(Information given)
□ □ □ □
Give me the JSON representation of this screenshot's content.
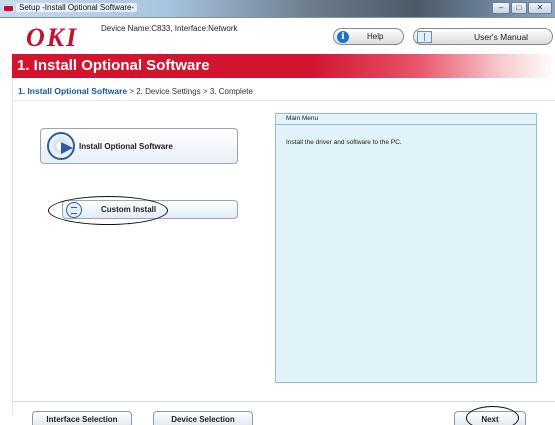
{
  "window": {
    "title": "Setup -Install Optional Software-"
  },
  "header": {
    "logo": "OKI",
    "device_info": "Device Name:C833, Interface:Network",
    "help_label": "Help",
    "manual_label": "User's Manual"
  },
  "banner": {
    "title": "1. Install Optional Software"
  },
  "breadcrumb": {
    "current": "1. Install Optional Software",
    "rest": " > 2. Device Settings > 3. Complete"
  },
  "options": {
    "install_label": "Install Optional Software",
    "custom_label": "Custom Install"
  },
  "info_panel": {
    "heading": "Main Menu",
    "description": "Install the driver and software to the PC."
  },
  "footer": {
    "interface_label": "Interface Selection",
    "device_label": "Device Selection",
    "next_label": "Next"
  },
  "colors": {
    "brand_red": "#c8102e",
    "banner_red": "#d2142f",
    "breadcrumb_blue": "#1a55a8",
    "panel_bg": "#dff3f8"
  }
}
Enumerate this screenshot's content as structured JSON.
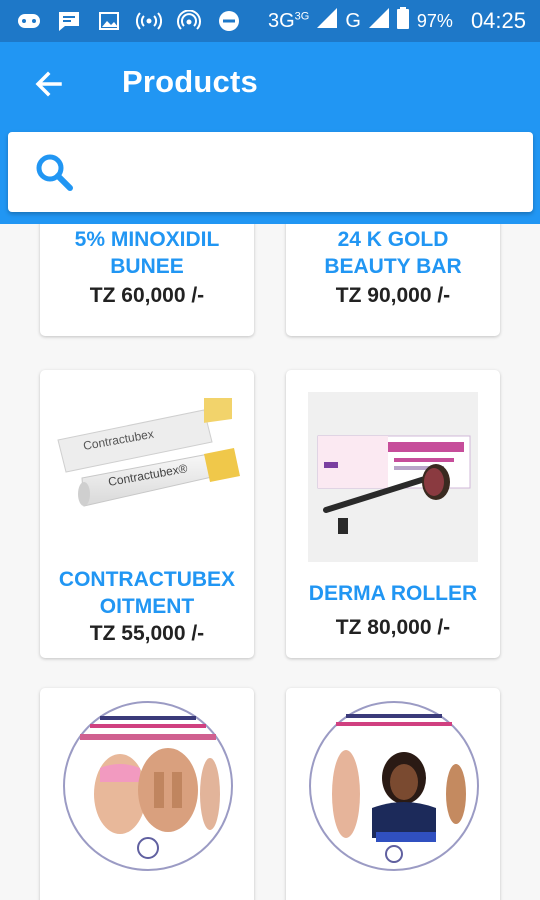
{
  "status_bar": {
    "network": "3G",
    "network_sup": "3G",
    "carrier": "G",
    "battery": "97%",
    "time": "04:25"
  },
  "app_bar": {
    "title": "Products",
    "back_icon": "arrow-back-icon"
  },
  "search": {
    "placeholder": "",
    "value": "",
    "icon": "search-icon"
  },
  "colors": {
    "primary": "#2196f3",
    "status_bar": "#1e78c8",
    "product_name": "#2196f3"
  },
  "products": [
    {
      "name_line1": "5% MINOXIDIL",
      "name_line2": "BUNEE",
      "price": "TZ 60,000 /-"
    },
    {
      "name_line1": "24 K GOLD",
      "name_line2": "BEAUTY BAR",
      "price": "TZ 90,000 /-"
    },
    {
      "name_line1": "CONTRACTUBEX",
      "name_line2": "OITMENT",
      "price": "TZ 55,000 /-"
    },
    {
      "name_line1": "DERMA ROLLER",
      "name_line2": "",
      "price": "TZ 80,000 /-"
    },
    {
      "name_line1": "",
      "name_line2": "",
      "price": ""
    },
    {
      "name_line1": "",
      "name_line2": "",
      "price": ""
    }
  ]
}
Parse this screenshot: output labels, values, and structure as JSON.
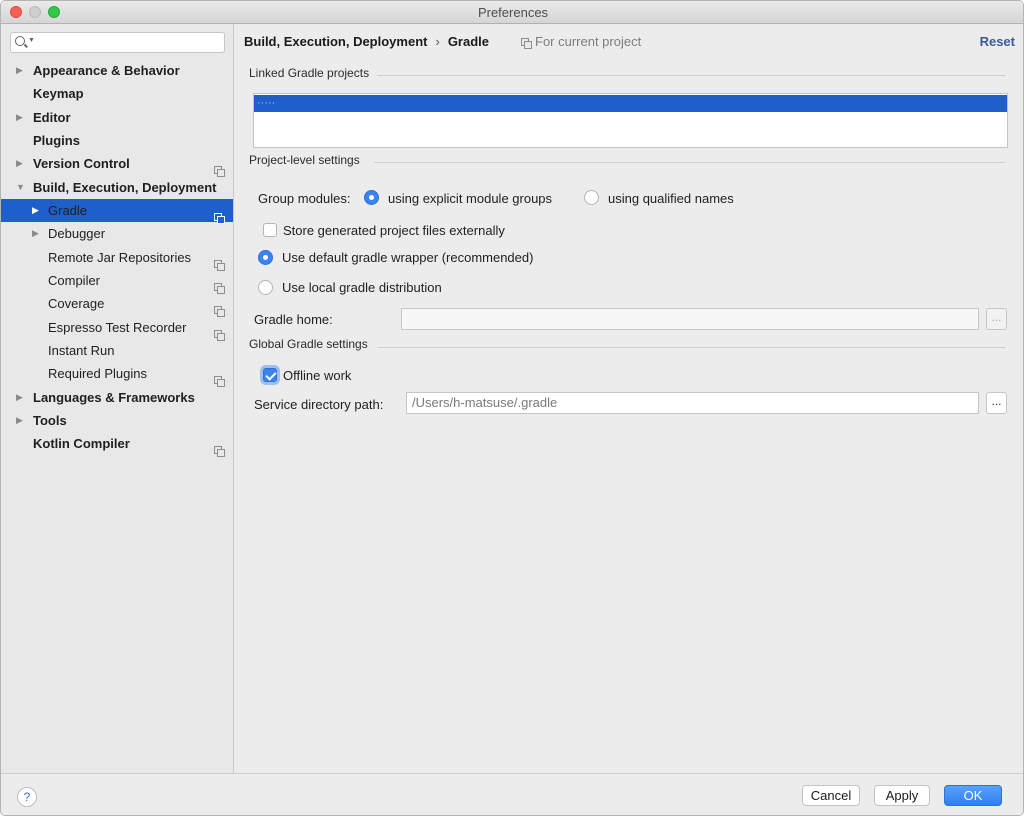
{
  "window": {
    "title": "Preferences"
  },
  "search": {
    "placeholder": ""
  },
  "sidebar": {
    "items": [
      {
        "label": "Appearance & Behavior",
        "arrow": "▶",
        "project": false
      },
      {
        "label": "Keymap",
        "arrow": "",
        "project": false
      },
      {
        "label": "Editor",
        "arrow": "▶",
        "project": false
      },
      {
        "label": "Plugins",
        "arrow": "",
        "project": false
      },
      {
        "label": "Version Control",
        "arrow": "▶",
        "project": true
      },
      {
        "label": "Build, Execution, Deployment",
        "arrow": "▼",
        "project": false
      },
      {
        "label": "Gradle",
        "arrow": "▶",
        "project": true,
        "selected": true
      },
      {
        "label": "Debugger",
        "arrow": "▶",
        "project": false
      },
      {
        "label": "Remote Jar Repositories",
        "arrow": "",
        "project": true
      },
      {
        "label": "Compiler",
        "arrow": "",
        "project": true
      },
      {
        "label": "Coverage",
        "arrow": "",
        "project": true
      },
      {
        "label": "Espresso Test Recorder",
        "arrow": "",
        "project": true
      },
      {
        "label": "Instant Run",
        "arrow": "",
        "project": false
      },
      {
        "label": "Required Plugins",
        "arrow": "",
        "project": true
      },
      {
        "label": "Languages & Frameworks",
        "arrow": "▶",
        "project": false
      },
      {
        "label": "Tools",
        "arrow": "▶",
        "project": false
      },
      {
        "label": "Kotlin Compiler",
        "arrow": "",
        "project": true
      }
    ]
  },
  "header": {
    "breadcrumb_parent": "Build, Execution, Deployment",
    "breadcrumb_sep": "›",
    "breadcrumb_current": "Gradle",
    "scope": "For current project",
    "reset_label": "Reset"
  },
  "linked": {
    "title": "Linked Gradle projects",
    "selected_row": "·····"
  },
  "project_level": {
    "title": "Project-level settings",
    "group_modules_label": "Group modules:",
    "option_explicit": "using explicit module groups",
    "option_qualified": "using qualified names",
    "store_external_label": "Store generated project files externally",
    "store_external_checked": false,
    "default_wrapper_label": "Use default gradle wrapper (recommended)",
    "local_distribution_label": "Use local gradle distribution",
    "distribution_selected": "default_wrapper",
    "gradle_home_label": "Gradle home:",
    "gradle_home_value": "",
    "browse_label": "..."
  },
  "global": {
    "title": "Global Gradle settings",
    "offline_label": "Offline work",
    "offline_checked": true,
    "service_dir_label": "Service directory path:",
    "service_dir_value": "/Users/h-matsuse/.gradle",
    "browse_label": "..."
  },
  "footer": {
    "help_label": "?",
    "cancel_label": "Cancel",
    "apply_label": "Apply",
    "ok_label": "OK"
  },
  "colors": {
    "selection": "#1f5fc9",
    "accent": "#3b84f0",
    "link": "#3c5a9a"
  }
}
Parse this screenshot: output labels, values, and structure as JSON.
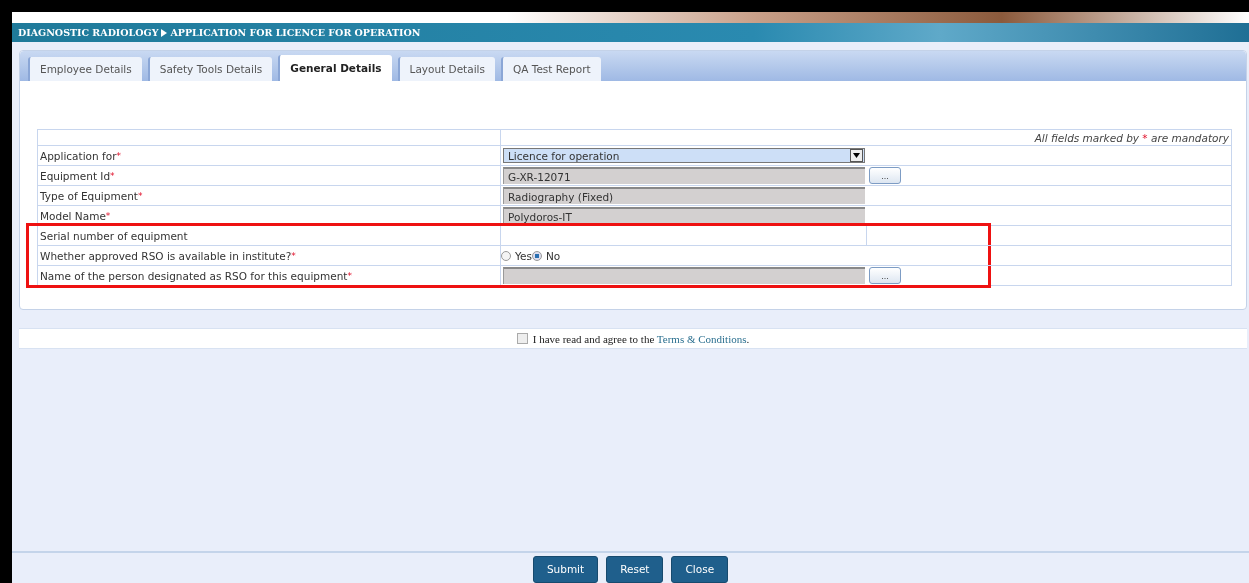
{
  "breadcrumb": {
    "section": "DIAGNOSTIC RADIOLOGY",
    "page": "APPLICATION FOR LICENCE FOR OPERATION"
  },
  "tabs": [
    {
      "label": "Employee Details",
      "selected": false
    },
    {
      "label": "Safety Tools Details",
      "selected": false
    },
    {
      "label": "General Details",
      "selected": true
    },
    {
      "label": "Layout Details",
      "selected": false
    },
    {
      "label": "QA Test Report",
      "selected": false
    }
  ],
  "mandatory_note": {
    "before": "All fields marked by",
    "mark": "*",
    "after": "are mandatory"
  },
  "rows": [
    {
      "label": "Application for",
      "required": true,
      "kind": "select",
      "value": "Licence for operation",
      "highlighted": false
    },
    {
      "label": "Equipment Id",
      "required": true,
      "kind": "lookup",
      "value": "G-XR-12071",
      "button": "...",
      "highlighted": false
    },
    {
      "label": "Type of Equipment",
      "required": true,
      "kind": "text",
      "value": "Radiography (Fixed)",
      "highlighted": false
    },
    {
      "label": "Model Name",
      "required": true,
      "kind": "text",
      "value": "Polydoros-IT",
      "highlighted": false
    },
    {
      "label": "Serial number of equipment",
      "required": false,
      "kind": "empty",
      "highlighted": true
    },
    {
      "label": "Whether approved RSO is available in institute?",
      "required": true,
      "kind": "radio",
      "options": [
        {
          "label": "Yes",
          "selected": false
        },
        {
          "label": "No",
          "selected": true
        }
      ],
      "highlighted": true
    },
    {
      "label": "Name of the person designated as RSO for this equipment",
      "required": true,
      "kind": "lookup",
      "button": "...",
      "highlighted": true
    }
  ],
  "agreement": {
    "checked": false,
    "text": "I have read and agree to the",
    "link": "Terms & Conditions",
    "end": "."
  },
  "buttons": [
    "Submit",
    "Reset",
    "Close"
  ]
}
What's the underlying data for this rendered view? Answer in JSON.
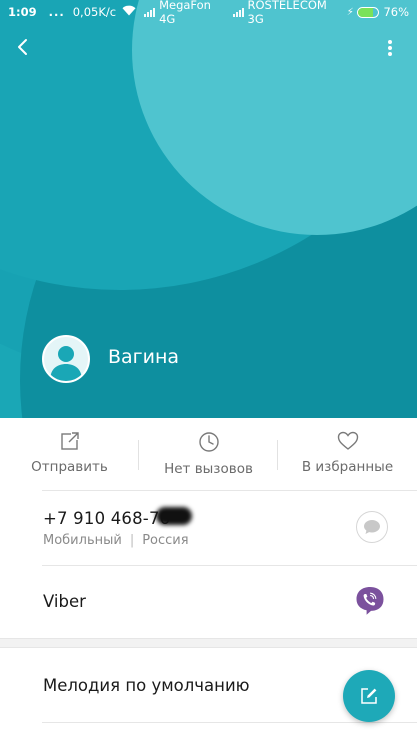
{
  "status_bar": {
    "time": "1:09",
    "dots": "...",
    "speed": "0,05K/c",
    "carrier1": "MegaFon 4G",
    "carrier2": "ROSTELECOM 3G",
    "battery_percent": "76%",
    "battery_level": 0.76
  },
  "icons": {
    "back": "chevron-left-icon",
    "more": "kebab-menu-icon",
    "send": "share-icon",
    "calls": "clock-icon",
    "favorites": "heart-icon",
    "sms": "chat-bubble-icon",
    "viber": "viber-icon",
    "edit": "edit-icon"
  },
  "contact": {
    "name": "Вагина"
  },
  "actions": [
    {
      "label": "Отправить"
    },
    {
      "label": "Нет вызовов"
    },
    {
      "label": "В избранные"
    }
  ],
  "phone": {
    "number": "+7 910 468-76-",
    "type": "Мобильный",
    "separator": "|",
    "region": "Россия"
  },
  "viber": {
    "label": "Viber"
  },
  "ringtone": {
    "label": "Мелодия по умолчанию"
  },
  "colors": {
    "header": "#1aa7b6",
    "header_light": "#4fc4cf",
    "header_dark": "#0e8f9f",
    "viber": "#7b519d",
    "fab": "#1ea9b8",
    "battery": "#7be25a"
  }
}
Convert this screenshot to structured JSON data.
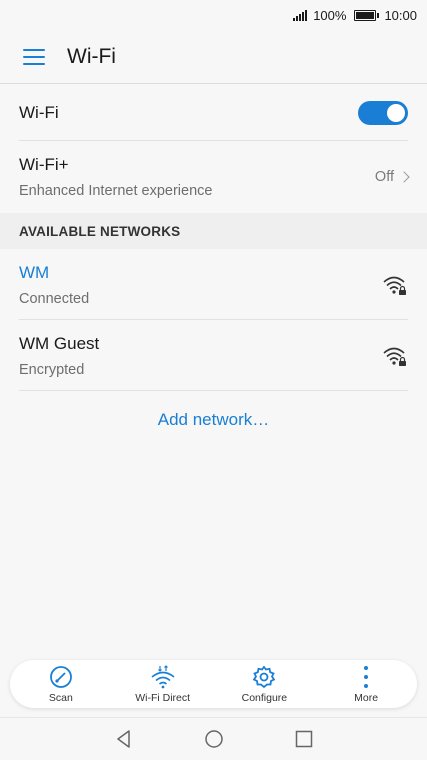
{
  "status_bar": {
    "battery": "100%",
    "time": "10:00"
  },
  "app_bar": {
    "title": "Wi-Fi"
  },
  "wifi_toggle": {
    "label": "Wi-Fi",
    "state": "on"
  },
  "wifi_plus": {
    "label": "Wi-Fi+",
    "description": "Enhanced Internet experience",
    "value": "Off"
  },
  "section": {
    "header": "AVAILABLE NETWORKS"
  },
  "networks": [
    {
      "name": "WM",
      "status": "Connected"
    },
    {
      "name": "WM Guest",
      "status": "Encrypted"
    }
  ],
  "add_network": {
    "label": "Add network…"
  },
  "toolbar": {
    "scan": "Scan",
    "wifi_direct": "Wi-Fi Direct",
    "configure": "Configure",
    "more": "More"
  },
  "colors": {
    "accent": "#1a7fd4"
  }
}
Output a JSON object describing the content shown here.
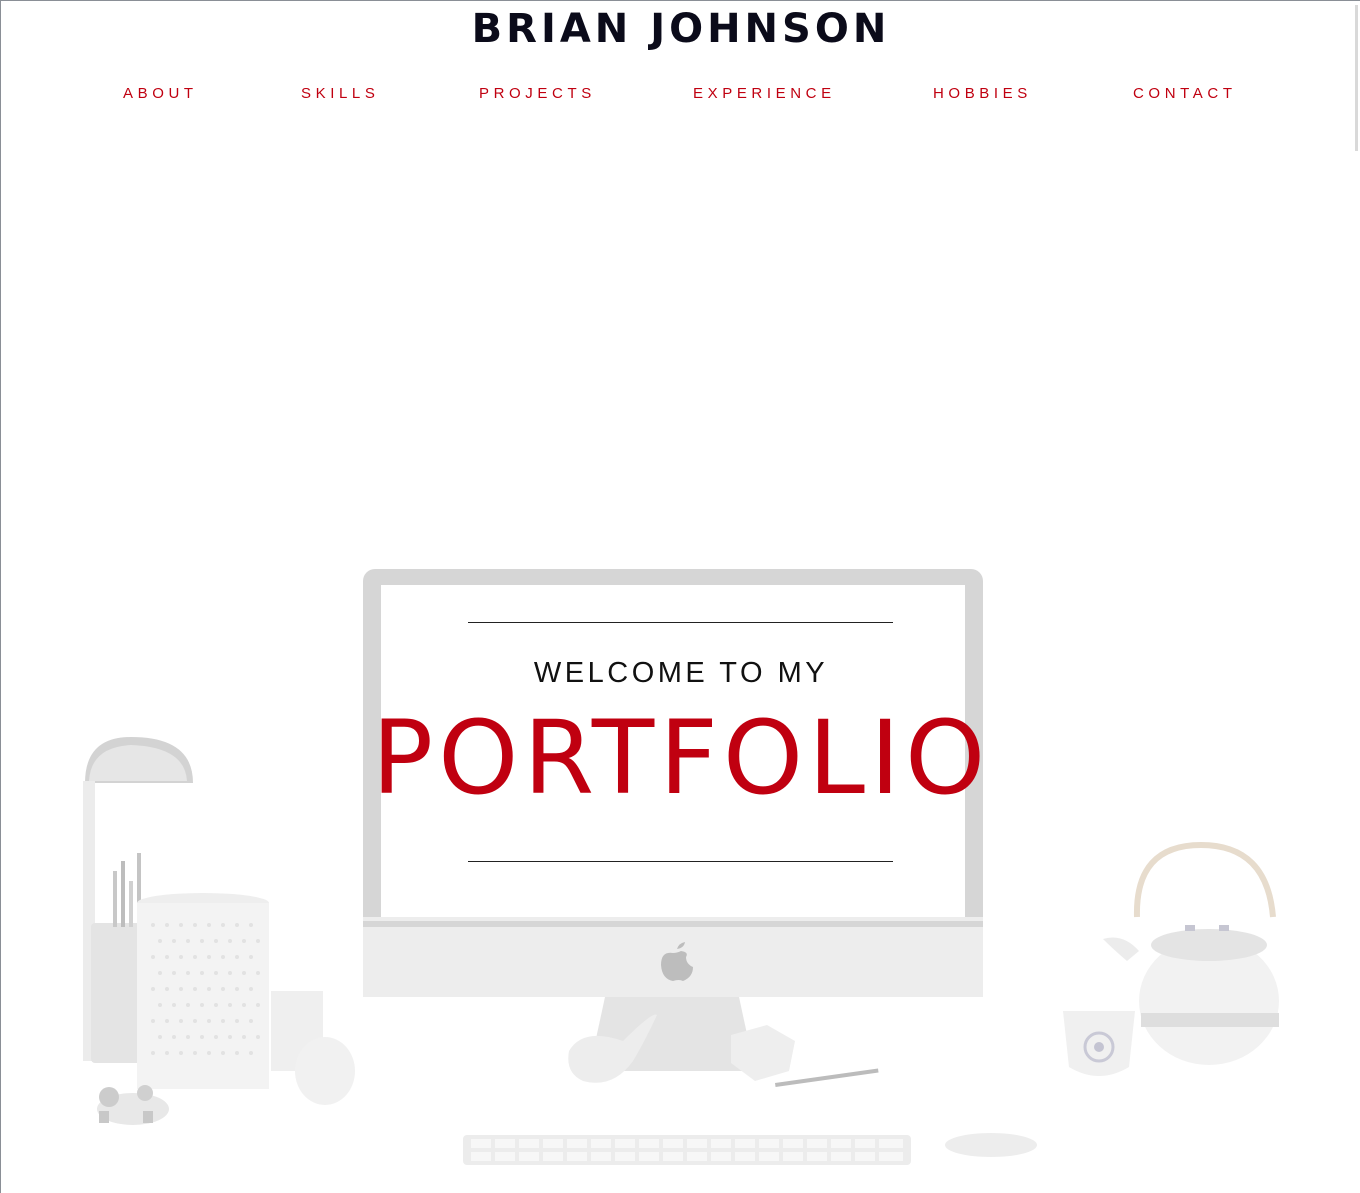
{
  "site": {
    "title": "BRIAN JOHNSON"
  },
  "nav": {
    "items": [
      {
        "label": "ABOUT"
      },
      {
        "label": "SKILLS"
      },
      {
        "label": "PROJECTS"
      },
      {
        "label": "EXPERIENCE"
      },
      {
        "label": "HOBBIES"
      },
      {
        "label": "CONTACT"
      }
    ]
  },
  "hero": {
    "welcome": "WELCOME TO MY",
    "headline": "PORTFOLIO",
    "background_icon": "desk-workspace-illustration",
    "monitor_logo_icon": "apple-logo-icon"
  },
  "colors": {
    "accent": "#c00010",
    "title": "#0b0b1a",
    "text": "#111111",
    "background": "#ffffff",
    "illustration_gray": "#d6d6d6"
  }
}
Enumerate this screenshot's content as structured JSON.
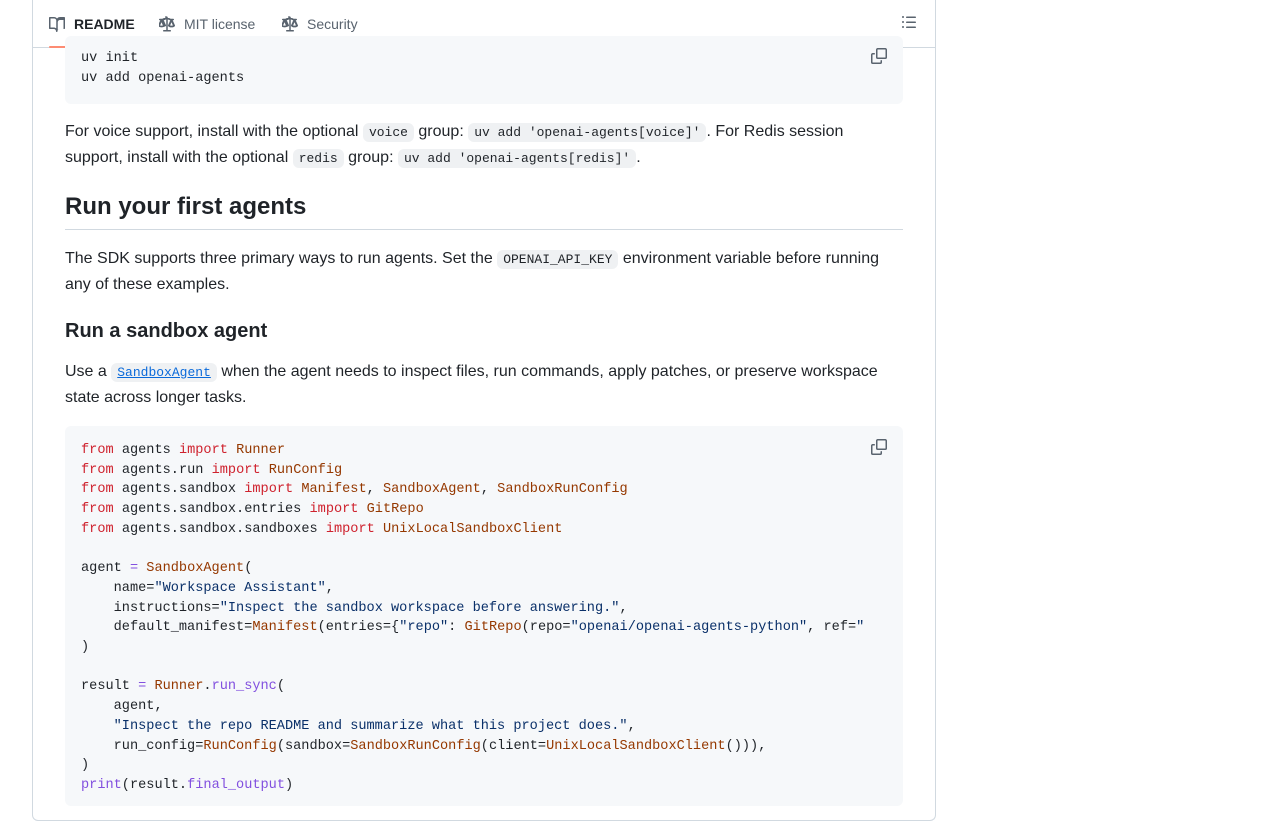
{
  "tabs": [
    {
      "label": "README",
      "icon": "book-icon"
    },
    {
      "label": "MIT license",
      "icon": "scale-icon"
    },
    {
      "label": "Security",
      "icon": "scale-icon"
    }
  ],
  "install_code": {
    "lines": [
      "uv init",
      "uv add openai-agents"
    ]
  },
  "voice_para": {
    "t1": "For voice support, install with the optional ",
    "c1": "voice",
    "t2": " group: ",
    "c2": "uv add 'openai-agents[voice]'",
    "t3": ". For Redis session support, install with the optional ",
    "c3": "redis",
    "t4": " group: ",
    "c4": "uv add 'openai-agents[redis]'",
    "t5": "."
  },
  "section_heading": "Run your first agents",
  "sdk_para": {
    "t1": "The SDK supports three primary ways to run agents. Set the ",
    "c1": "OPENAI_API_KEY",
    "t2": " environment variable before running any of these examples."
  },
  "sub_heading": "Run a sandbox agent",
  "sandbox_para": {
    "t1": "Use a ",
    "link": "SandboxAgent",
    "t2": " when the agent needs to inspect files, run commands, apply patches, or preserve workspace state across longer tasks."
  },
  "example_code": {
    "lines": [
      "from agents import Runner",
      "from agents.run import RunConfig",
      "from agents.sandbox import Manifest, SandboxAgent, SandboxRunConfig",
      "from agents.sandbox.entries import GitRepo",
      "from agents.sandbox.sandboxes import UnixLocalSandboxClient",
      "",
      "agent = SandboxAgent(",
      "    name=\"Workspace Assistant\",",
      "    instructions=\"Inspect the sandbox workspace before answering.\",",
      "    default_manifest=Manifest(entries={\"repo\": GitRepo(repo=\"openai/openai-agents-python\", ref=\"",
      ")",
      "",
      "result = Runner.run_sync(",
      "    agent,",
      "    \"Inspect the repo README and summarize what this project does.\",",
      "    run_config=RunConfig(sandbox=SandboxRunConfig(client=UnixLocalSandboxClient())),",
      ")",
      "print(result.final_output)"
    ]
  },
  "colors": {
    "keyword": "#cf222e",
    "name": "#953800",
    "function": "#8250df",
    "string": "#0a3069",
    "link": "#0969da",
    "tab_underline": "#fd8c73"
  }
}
□ □ □ □
(Requirement) Copy each line from the records above that includes the string "README".

(Reply to the task)
      "label": "README",
      "    \"Inspect the repo README and summarize what this project does.\",",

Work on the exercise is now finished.